Goal of the exercise =
Exactly as written, retype the listing below, omitting the pictures.

Given records =

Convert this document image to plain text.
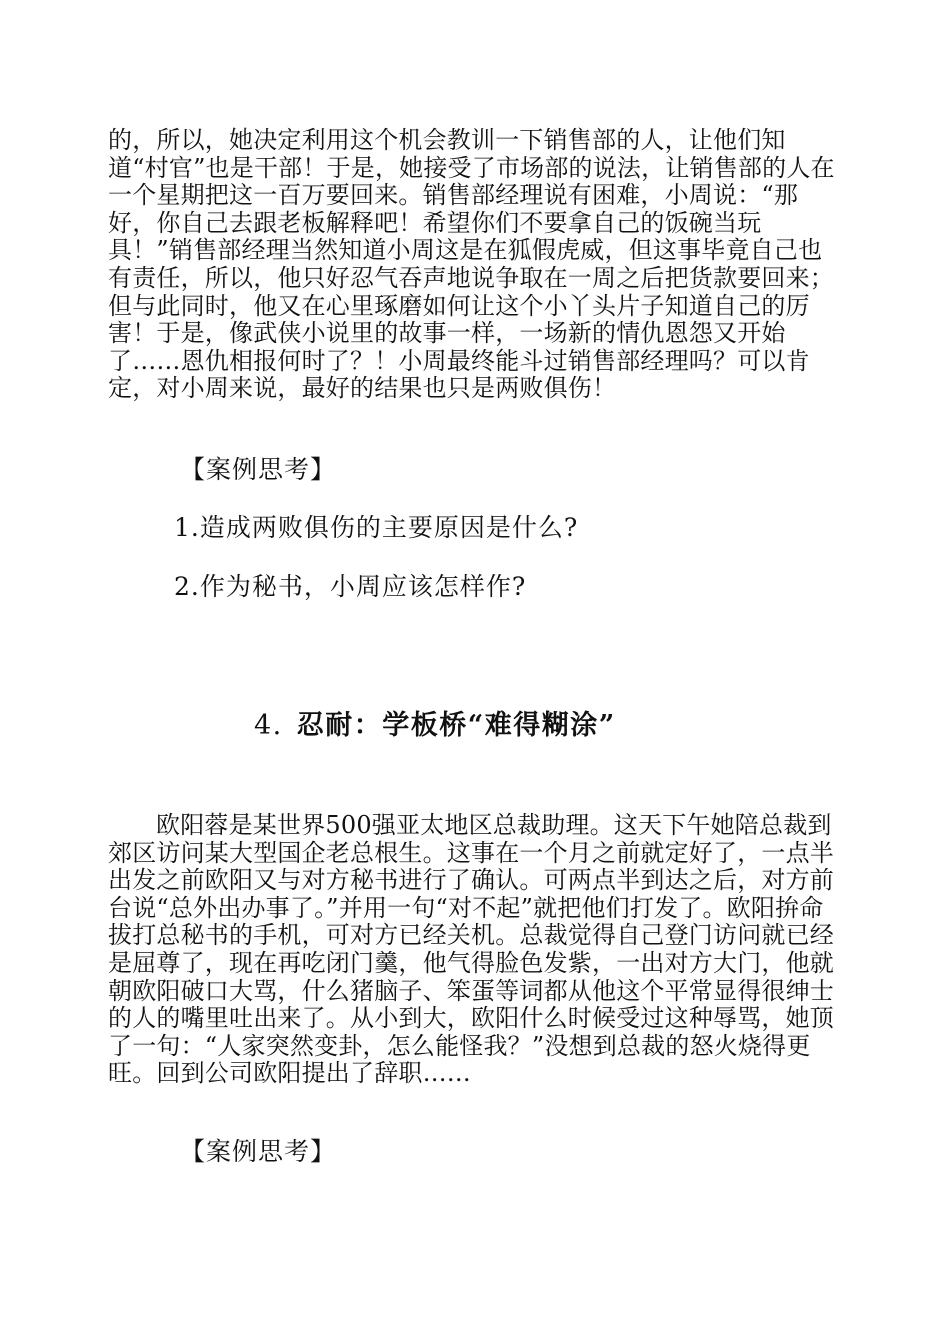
的，所以，她决定利用这个机会教训一下销售部的人，让他们知道“村官”也是干部！于是，她接受了市场部的说法，让销售部的人在一个星期把这一百万要回来。销售部经理说有困难，小周说：“那好，你自己去跟老板解释吧！希望你们不要拿自己的饭碗当玩具！”销售部经理当然知道小周这是在狐假虎威，但这事毕竟自己也有责任，所以，他只好忍气吞声地说争取在一周之后把货款要回来；但与此同时，他又在心里琢磨如何让这个小丫头片子知道自己的厉害！于是，像武侠小说里的故事一样，一场新的情仇恩怨又开始了……恩仇相报何时了？！小周最终能斗过销售部经理吗？可以肯定，对小周来说，最好的结果也只是两败俱伤！

【案例思考】

1.造成两败俱伤的主要原因是什么?

2.作为秘书，小周应该怎样作?

4. 忍耐：学板桥“难得糊涂”

欧阳蓉是某世界500强亚太地区总裁助理。这天下午她陪总裁到郊区访问某大型国企老总根生。这事在一个月之前就定好了，一点半出发之前欧阳又与对方秘书进行了确认。可两点半到达之后，对方前台说“总外出办事了。”并用一句“对不起”就把他们打发了。欧阳拚命拔打总秘书的手机，可对方已经关机。总裁觉得自己登门访问就已经是屈尊了，现在再吃闭门羹，他气得脸色发紫，一出对方大门，他就朝欧阳破口大骂，什么猪脑子、笨蛋等词都从他这个平常显得很绅士的人的嘴里吐出来了。从小到大，欧阳什么时候受过这种辱骂，她顶了一句：“人家突然变卦，怎么能怪我？”没想到总裁的怒火烧得更旺。回到公司欧阳提出了辞职……

【案例思考】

Written solution =
Convert this document image to plain text.
的，所以，她决定利用这个机会教训一下销售部的人，让他们知道“村官”也是干部！于是，她接受了市场部的说法，让销售部的人在一个星期把这一百万要回来。销售部经理说有困难，小周说：“那好，你自己去跟老板解释吧！希望你们不要拿自己的饭碗当玩具！”销售部经理当然知道小周这是在狐假虎威，但这事毕竟自己也有责任，所以，他只好忍气吞声地说争取在一周之后把货款要回来；但与此同时，他又在心里琢磨如何让这个小丫头片子知道自己的厉害！于是，像武侠小说里的故事一样，一场新的情仇恩怨又开始了……恩仇相报何时了？！小周最终能斗过销售部经理吗？可以肯定，对小周来说，最好的结果也只是两败俱伤！

【案例思考】

1.造成两败俱伤的主要原因是什么?

2.作为秘书，小周应该怎样作?

4. 忍耐：学板桥“难得糊涂”

欧阳蓉是某世界500强亚太地区总裁助理。这天下午她陪总裁到郊区访问某大型国企老总根生。这事在一个月之前就定好了，一点半出发之前欧阳又与对方秘书进行了确认。可两点半到达之后，对方前台说“总外出办事了。”并用一句“对不起”就把他们打发了。欧阳拚命拔打总秘书的手机，可对方已经关机。总裁觉得自己登门访问就已经是屈尊了，现在再吃闭门羹，他气得脸色发紫，一出对方大门，他就朝欧阳破口大骂，什么猪脑子、笨蛋等词都从他这个平常显得很绅士的人的嘴里吐出来了。从小到大，欧阳什么时候受过这种辱骂，她顶了一句：“人家突然变卦，怎么能怪我？”没想到总裁的怒火烧得更旺。回到公司欧阳提出了辞职……

【案例思考】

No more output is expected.